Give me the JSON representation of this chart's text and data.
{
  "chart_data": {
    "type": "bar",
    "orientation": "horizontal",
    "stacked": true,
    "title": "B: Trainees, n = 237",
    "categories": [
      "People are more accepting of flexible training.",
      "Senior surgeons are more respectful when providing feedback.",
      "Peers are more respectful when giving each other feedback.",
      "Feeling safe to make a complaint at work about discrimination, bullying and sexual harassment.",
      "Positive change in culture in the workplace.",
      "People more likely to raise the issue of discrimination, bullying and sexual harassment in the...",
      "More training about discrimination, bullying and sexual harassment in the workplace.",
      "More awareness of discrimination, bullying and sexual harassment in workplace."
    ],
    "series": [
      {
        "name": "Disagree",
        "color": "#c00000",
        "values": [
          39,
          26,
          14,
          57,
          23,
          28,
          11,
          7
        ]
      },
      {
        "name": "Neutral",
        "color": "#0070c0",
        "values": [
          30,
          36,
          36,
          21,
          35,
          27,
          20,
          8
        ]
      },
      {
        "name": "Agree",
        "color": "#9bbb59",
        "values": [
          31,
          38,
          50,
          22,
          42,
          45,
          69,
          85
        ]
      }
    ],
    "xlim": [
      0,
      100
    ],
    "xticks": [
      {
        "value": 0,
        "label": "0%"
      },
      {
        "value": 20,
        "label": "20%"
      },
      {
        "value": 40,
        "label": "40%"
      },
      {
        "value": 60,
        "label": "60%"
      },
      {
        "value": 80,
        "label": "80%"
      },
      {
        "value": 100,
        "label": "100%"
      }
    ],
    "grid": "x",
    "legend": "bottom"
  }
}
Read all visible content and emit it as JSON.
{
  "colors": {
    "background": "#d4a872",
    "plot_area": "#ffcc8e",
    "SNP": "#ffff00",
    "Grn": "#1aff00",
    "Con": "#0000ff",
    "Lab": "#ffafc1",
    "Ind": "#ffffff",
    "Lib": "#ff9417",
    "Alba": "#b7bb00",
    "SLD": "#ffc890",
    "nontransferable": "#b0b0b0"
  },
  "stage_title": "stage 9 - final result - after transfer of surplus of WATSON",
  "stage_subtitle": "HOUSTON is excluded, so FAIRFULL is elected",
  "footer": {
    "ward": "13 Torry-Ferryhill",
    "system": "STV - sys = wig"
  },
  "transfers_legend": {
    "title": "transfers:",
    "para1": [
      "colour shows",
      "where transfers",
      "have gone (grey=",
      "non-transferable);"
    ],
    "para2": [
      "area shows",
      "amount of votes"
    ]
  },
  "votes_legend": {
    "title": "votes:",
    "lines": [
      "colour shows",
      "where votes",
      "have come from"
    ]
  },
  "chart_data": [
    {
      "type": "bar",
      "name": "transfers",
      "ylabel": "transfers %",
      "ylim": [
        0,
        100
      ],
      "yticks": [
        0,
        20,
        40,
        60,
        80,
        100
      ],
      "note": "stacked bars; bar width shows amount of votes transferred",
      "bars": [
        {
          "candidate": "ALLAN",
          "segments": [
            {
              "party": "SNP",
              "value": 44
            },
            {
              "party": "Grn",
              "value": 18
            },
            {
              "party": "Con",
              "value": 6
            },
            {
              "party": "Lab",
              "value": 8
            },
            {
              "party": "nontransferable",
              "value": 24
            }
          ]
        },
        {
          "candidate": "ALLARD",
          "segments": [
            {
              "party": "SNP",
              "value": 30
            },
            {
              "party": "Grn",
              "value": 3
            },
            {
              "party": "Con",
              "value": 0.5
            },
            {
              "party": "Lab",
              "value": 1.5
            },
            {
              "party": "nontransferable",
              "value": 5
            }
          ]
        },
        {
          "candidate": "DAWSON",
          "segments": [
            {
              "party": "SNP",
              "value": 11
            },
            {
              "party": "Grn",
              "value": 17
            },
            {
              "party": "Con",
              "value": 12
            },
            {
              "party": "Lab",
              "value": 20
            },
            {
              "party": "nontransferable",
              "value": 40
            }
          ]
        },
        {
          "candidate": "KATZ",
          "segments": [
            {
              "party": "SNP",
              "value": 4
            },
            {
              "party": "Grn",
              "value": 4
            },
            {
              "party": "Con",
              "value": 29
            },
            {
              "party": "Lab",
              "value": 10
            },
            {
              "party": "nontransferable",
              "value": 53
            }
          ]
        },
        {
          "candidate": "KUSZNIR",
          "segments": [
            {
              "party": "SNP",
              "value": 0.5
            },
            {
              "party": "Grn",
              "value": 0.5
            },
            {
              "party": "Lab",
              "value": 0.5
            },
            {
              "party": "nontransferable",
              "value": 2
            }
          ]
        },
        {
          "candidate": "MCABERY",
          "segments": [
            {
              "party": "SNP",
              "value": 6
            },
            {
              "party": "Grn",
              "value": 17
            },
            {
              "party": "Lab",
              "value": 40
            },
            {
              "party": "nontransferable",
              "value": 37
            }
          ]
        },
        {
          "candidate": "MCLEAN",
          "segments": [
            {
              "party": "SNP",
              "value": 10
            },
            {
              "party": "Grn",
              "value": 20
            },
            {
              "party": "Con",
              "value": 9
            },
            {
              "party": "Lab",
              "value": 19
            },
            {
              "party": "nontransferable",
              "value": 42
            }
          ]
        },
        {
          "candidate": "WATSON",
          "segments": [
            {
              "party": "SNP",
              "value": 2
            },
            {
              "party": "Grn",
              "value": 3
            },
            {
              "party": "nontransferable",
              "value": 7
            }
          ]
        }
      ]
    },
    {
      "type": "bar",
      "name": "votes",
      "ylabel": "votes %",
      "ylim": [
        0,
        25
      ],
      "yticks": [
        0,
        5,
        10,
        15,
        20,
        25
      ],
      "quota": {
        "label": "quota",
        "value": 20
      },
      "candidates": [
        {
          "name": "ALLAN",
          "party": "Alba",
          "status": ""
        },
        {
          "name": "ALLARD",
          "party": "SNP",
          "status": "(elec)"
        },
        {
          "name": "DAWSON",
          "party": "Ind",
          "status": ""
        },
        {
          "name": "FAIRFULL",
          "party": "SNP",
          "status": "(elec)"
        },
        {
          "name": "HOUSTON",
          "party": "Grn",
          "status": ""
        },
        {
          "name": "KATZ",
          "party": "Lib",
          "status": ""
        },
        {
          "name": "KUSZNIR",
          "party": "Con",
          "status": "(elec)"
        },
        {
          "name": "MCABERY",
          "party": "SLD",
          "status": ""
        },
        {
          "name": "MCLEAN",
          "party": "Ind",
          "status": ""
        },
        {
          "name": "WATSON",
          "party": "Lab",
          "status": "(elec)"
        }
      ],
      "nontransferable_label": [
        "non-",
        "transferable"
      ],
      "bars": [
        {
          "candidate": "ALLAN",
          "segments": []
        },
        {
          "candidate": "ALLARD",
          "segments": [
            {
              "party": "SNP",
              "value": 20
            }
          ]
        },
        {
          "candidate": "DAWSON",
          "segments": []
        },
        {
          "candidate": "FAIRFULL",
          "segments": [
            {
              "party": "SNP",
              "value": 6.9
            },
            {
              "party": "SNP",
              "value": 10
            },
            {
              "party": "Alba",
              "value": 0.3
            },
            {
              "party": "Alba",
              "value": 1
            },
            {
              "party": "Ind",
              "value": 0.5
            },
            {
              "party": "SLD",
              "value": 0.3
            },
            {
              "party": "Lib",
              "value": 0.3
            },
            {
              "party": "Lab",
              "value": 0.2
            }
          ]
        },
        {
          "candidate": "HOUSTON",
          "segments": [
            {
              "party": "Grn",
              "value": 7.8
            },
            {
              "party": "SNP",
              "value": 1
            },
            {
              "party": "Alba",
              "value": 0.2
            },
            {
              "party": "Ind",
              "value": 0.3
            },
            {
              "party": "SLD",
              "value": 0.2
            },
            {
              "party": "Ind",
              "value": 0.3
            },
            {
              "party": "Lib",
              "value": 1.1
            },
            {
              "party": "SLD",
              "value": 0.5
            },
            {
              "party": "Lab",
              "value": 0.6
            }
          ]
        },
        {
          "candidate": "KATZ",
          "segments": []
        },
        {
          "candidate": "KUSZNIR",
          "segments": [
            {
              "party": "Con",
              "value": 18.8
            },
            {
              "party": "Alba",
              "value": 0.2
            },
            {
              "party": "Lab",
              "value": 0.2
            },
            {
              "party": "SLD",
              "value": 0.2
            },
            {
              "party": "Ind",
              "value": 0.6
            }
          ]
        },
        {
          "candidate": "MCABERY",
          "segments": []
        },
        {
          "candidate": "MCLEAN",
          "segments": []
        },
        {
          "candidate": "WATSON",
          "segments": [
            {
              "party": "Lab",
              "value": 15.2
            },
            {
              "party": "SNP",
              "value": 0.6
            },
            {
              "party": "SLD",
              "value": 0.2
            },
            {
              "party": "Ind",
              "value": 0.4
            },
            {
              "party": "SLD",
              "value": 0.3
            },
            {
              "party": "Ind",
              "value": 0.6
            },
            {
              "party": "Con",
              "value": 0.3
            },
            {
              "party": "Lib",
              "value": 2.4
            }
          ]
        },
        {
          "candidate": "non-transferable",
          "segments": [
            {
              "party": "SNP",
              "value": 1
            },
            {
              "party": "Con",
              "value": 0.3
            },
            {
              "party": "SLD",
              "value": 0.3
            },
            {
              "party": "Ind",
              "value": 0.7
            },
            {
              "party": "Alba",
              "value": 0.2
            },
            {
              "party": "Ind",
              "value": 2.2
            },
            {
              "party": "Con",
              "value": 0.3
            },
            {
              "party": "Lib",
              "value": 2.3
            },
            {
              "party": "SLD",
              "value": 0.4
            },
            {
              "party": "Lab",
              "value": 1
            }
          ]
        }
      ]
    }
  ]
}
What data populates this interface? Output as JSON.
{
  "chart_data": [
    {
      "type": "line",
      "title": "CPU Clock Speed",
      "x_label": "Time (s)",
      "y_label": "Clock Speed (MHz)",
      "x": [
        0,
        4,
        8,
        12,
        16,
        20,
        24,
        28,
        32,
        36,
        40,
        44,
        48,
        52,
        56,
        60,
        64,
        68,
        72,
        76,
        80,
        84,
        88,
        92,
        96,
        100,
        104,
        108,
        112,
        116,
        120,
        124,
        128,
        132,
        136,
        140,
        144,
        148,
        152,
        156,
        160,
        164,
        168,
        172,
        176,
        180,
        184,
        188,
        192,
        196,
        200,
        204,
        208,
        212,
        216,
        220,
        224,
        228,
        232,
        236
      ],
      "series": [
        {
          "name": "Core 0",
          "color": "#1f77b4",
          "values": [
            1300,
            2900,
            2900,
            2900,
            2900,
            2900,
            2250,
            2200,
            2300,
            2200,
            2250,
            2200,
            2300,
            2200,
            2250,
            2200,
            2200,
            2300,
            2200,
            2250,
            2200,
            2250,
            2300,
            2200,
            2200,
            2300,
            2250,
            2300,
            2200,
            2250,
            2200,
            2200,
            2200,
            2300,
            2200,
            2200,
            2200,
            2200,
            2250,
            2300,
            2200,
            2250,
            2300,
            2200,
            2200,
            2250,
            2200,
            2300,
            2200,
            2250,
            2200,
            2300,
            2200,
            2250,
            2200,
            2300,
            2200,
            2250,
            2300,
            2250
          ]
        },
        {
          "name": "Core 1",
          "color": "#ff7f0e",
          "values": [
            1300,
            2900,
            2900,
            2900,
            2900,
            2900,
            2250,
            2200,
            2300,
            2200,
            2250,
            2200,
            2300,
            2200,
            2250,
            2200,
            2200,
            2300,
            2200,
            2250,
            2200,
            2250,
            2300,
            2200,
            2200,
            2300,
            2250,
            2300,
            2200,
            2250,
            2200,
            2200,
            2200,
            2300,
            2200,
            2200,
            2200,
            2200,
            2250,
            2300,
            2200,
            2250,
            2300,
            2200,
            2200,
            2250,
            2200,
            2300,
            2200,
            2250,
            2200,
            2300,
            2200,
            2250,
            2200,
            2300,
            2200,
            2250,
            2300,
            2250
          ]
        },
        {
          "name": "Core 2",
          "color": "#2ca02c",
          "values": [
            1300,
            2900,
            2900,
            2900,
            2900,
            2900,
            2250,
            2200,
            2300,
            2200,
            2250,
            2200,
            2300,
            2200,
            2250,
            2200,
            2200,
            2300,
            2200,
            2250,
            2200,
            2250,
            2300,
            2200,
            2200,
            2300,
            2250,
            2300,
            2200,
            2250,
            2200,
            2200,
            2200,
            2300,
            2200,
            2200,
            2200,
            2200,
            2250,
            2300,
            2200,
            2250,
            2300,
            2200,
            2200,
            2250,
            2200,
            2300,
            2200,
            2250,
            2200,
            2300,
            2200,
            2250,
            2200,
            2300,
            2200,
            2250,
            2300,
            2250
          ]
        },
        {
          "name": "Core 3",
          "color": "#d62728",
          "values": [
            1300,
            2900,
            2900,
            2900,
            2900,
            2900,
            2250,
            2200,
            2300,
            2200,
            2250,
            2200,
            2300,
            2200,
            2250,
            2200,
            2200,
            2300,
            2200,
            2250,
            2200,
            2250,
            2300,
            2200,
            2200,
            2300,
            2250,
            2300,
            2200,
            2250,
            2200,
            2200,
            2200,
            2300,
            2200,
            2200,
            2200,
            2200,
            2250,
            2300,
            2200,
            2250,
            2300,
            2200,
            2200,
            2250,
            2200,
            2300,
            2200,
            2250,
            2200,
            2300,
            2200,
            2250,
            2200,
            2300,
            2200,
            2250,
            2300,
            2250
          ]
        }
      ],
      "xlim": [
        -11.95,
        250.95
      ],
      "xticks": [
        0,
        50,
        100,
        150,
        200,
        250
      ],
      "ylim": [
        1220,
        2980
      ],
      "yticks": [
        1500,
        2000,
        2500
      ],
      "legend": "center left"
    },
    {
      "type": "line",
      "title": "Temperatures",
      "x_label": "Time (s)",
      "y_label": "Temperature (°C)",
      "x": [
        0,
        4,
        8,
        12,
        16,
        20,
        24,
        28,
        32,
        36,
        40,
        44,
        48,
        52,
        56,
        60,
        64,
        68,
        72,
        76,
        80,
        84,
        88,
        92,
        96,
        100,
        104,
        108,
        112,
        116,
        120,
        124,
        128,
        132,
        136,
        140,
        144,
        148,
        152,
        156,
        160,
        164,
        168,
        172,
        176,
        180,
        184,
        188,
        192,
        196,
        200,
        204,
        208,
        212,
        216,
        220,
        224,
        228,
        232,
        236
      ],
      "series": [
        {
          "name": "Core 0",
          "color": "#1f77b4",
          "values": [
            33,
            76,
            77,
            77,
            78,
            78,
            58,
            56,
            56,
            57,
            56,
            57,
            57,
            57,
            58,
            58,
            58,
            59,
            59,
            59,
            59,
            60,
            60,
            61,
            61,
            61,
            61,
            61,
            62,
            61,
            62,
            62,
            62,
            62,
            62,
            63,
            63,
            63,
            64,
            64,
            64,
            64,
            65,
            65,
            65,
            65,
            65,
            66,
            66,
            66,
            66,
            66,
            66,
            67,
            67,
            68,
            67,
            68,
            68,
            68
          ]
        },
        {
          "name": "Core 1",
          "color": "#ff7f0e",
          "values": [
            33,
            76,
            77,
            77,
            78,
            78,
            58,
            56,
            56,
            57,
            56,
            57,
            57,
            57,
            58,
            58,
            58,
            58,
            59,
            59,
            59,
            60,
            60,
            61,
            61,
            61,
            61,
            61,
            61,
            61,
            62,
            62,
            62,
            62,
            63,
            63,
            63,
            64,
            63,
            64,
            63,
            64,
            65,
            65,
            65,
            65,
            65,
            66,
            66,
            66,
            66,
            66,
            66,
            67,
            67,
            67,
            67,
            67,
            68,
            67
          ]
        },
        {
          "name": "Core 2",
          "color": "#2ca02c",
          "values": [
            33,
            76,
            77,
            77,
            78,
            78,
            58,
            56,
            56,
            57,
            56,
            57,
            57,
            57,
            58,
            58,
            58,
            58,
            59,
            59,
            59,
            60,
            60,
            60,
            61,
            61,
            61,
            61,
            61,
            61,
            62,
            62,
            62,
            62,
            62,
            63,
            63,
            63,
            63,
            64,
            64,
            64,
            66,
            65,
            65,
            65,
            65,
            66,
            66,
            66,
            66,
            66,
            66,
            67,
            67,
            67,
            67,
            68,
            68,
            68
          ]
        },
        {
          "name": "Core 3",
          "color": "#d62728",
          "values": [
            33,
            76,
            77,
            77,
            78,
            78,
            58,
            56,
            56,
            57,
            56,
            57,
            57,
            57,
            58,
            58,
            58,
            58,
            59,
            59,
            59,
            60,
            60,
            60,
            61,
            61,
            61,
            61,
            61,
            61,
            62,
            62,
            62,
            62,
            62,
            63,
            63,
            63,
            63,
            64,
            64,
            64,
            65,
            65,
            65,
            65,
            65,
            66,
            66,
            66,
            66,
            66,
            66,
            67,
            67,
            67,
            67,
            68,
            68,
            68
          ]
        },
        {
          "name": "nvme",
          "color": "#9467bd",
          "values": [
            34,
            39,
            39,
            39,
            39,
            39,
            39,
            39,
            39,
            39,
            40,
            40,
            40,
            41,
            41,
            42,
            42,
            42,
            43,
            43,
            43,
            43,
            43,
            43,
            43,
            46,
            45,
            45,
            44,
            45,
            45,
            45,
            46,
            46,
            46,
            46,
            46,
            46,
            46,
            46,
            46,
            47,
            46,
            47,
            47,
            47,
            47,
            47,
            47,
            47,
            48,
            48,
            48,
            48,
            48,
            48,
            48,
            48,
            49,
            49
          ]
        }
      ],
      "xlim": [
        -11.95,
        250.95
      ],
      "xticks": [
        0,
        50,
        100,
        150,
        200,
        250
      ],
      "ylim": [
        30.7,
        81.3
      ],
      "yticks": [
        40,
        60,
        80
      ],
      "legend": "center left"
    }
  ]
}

★ ★ ★ ★

-- WHAT THE TASK REQUIRES --
Say how many lines of the data include the word "feedback". Respond with the number alone.

-- TASK SOLUTION --
2